--- RECORDS PROVIDED ---

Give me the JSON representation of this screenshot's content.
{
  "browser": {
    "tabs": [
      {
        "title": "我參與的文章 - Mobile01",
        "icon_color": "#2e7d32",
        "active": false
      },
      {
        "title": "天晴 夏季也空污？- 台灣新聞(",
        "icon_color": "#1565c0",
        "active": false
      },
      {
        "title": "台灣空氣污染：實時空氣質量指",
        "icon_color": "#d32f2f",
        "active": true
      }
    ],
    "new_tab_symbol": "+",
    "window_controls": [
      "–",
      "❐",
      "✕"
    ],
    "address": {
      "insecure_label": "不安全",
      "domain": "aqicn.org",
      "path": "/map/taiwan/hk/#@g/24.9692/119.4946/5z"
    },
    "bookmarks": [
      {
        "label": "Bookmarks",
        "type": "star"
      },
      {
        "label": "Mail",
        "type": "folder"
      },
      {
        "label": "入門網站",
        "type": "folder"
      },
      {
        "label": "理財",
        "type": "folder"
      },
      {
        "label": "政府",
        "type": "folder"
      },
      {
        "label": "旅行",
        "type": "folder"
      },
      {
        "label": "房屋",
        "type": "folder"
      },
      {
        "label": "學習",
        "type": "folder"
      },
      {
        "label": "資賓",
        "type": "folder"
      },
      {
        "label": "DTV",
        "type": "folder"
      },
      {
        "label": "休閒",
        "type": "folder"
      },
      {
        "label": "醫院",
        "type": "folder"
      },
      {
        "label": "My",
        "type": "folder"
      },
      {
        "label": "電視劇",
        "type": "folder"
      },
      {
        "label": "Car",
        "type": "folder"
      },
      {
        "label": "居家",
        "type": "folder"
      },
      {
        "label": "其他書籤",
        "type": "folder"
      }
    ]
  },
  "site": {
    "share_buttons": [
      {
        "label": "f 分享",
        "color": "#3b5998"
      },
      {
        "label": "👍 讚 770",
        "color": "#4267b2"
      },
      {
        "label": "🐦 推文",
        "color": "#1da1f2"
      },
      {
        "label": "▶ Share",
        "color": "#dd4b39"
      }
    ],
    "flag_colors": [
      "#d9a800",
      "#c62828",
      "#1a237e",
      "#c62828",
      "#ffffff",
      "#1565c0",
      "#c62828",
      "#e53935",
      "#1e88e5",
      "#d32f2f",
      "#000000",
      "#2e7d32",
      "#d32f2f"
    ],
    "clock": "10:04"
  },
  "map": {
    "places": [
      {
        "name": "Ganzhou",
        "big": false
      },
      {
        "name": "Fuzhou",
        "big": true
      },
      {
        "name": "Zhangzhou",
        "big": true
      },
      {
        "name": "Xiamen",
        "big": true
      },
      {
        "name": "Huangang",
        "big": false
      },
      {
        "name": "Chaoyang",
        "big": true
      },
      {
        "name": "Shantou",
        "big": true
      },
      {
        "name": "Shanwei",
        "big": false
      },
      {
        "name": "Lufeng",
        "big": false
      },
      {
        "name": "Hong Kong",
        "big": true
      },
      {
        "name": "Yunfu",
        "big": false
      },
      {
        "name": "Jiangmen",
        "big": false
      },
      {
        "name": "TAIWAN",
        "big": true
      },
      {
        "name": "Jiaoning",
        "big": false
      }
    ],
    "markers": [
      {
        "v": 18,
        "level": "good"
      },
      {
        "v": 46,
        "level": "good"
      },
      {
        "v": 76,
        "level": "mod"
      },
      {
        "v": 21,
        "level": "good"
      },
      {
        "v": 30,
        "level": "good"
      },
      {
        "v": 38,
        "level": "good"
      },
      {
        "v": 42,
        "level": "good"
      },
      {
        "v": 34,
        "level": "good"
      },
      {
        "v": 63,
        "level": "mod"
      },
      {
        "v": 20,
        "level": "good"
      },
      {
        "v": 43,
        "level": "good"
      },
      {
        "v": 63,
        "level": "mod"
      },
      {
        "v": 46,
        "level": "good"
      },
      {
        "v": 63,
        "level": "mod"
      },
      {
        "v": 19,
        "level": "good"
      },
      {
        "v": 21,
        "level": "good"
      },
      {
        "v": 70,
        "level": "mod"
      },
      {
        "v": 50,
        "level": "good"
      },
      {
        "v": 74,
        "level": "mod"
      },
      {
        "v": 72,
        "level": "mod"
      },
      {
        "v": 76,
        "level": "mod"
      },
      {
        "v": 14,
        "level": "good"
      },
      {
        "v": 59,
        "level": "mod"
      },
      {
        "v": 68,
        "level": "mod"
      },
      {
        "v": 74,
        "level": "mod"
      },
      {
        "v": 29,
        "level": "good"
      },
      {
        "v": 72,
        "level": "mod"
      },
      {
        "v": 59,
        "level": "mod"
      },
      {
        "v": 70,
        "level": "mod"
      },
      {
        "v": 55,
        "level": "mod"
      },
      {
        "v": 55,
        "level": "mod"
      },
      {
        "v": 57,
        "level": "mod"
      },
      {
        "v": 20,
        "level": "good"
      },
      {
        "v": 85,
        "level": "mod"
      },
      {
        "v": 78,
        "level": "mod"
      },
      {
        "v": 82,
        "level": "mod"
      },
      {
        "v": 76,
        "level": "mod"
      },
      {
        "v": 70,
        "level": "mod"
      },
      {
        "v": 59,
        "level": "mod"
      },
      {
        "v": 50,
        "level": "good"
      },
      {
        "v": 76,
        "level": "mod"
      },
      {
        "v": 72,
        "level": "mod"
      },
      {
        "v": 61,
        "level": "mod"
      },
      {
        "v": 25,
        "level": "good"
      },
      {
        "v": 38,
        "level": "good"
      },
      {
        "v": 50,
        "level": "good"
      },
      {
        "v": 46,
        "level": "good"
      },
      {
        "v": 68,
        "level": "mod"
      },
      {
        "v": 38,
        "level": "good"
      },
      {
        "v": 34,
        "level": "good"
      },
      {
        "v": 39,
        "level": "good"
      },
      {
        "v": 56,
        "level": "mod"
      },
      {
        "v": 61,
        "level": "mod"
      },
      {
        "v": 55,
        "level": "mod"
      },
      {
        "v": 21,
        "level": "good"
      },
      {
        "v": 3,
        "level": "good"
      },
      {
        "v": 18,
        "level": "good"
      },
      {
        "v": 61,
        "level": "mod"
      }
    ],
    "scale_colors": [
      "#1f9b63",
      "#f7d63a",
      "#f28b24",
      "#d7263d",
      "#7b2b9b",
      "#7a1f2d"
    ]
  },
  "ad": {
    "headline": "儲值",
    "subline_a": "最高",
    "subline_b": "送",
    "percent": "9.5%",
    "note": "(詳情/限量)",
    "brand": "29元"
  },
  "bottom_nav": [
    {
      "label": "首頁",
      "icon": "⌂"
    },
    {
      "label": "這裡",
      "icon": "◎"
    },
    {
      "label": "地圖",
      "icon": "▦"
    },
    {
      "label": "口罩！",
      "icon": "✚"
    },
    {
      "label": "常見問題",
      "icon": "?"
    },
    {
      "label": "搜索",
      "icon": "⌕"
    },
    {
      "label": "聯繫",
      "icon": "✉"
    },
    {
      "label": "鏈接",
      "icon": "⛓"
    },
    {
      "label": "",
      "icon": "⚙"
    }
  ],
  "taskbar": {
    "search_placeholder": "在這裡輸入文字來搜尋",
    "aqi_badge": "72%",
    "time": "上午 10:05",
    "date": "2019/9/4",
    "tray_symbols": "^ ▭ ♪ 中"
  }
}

---

_TASK DESCRIPTION_
Every record above should be copied exactly.

_FULL RESPONSE_
Give me the JSON representation of this screenshot's content.
{
  "browser": {
    "tabs": [
      {
        "title": "我參與的文章 - Mobile01",
        "icon_color": "#2e7d32",
        "active": false
      },
      {
        "title": "天晴 夏季也空污？- 台灣新聞(",
        "icon_color": "#1565c0",
        "active": false
      },
      {
        "title": "台灣空氣污染：實時空氣質量指",
        "icon_color": "#d32f2f",
        "active": true
      }
    ],
    "new_tab_symbol": "+",
    "window_controls": [
      "–",
      "❐",
      "✕"
    ],
    "address": {
      "insecure_label": "不安全",
      "domain": "aqicn.org",
      "path": "/map/taiwan/hk/#@g/24.9692/119.4946/5z"
    },
    "bookmarks": [
      {
        "label": "Bookmarks",
        "type": "star"
      },
      {
        "label": "Mail",
        "type": "folder"
      },
      {
        "label": "入門網站",
        "type": "folder"
      },
      {
        "label": "理財",
        "type": "folder"
      },
      {
        "label": "政府",
        "type": "folder"
      },
      {
        "label": "旅行",
        "type": "folder"
      },
      {
        "label": "房屋",
        "type": "folder"
      },
      {
        "label": "學習",
        "type": "folder"
      },
      {
        "label": "資賓",
        "type": "folder"
      },
      {
        "label": "DTV",
        "type": "folder"
      },
      {
        "label": "休閒",
        "type": "folder"
      },
      {
        "label": "醫院",
        "type": "folder"
      },
      {
        "label": "My",
        "type": "folder"
      },
      {
        "label": "電視劇",
        "type": "folder"
      },
      {
        "label": "Car",
        "type": "folder"
      },
      {
        "label": "居家",
        "type": "folder"
      },
      {
        "label": "其他書籤",
        "type": "folder"
      }
    ]
  },
  "site": {
    "share_buttons": [
      {
        "label": "f 分享",
        "color": "#3b5998"
      },
      {
        "label": "👍 讚 770",
        "color": "#4267b2"
      },
      {
        "label": "🐦 推文",
        "color": "#1da1f2"
      },
      {
        "label": "▶ Share",
        "color": "#dd4b39"
      }
    ],
    "flag_colors": [
      "#d9a800",
      "#c62828",
      "#1a237e",
      "#c62828",
      "#ffffff",
      "#1565c0",
      "#c62828",
      "#e53935",
      "#1e88e5",
      "#d32f2f",
      "#000000",
      "#2e7d32",
      "#d32f2f"
    ],
    "clock": "10:04"
  },
  "map": {
    "places": [
      {
        "name": "Ganzhou",
        "big": false
      },
      {
        "name": "Fuzhou",
        "big": true
      },
      {
        "name": "Zhangzhou",
        "big": true
      },
      {
        "name": "Xiamen",
        "big": true
      },
      {
        "name": "Huangang",
        "big": false
      },
      {
        "name": "Chaoyang",
        "big": true
      },
      {
        "name": "Shantou",
        "big": true
      },
      {
        "name": "Shanwei",
        "big": false
      },
      {
        "name": "Lufeng",
        "big": false
      },
      {
        "name": "Hong Kong",
        "big": true
      },
      {
        "name": "Yunfu",
        "big": false
      },
      {
        "name": "Jiangmen",
        "big": false
      },
      {
        "name": "TAIWAN",
        "big": true
      },
      {
        "name": "Jiaoning",
        "big": false
      }
    ],
    "markers": [
      {
        "v": 18,
        "level": "good"
      },
      {
        "v": 46,
        "level": "good"
      },
      {
        "v": 76,
        "level": "mod"
      },
      {
        "v": 21,
        "level": "good"
      },
      {
        "v": 30,
        "level": "good"
      },
      {
        "v": 38,
        "level": "good"
      },
      {
        "v": 42,
        "level": "good"
      },
      {
        "v": 34,
        "level": "good"
      },
      {
        "v": 63,
        "level": "mod"
      },
      {
        "v": 20,
        "level": "good"
      },
      {
        "v": 43,
        "level": "good"
      },
      {
        "v": 63,
        "level": "mod"
      },
      {
        "v": 46,
        "level": "good"
      },
      {
        "v": 63,
        "level": "mod"
      },
      {
        "v": 19,
        "level": "good"
      },
      {
        "v": 21,
        "level": "good"
      },
      {
        "v": 70,
        "level": "mod"
      },
      {
        "v": 50,
        "level": "good"
      },
      {
        "v": 74,
        "level": "mod"
      },
      {
        "v": 72,
        "level": "mod"
      },
      {
        "v": 76,
        "level": "mod"
      },
      {
        "v": 14,
        "level": "good"
      },
      {
        "v": 59,
        "level": "mod"
      },
      {
        "v": 68,
        "level": "mod"
      },
      {
        "v": 74,
        "level": "mod"
      },
      {
        "v": 29,
        "level": "good"
      },
      {
        "v": 72,
        "level": "mod"
      },
      {
        "v": 59,
        "level": "mod"
      },
      {
        "v": 70,
        "level": "mod"
      },
      {
        "v": 55,
        "level": "mod"
      },
      {
        "v": 55,
        "level": "mod"
      },
      {
        "v": 57,
        "level": "mod"
      },
      {
        "v": 20,
        "level": "good"
      },
      {
        "v": 85,
        "level": "mod"
      },
      {
        "v": 78,
        "level": "mod"
      },
      {
        "v": 82,
        "level": "mod"
      },
      {
        "v": 76,
        "level": "mod"
      },
      {
        "v": 70,
        "level": "mod"
      },
      {
        "v": 59,
        "level": "mod"
      },
      {
        "v": 50,
        "level": "good"
      },
      {
        "v": 76,
        "level": "mod"
      },
      {
        "v": 72,
        "level": "mod"
      },
      {
        "v": 61,
        "level": "mod"
      },
      {
        "v": 25,
        "level": "good"
      },
      {
        "v": 38,
        "level": "good"
      },
      {
        "v": 50,
        "level": "good"
      },
      {
        "v": 46,
        "level": "good"
      },
      {
        "v": 68,
        "level": "mod"
      },
      {
        "v": 38,
        "level": "good"
      },
      {
        "v": 34,
        "level": "good"
      },
      {
        "v": 39,
        "level": "good"
      },
      {
        "v": 56,
        "level": "mod"
      },
      {
        "v": 61,
        "level": "mod"
      },
      {
        "v": 55,
        "level": "mod"
      },
      {
        "v": 21,
        "level": "good"
      },
      {
        "v": 3,
        "level": "good"
      },
      {
        "v": 18,
        "level": "good"
      },
      {
        "v": 61,
        "level": "mod"
      }
    ],
    "scale_colors": [
      "#1f9b63",
      "#f7d63a",
      "#f28b24",
      "#d7263d",
      "#7b2b9b",
      "#7a1f2d"
    ]
  },
  "ad": {
    "headline": "儲值",
    "subline_a": "最高",
    "subline_b": "送",
    "percent": "9.5%",
    "note": "(詳情/限量)",
    "brand": "29元"
  },
  "bottom_nav": [
    {
      "label": "首頁",
      "icon": "⌂"
    },
    {
      "label": "這裡",
      "icon": "◎"
    },
    {
      "label": "地圖",
      "icon": "▦"
    },
    {
      "label": "口罩！",
      "icon": "✚"
    },
    {
      "label": "常見問題",
      "icon": "?"
    },
    {
      "label": "搜索",
      "icon": "⌕"
    },
    {
      "label": "聯繫",
      "icon": "✉"
    },
    {
      "label": "鏈接",
      "icon": "⛓"
    },
    {
      "label": "",
      "icon": "⚙"
    }
  ],
  "taskbar": {
    "search_placeholder": "在這裡輸入文字來搜尋",
    "aqi_badge": "72%",
    "time": "上午 10:05",
    "date": "2019/9/4",
    "tray_symbols": "^ ▭ ♪ 中"
  }
}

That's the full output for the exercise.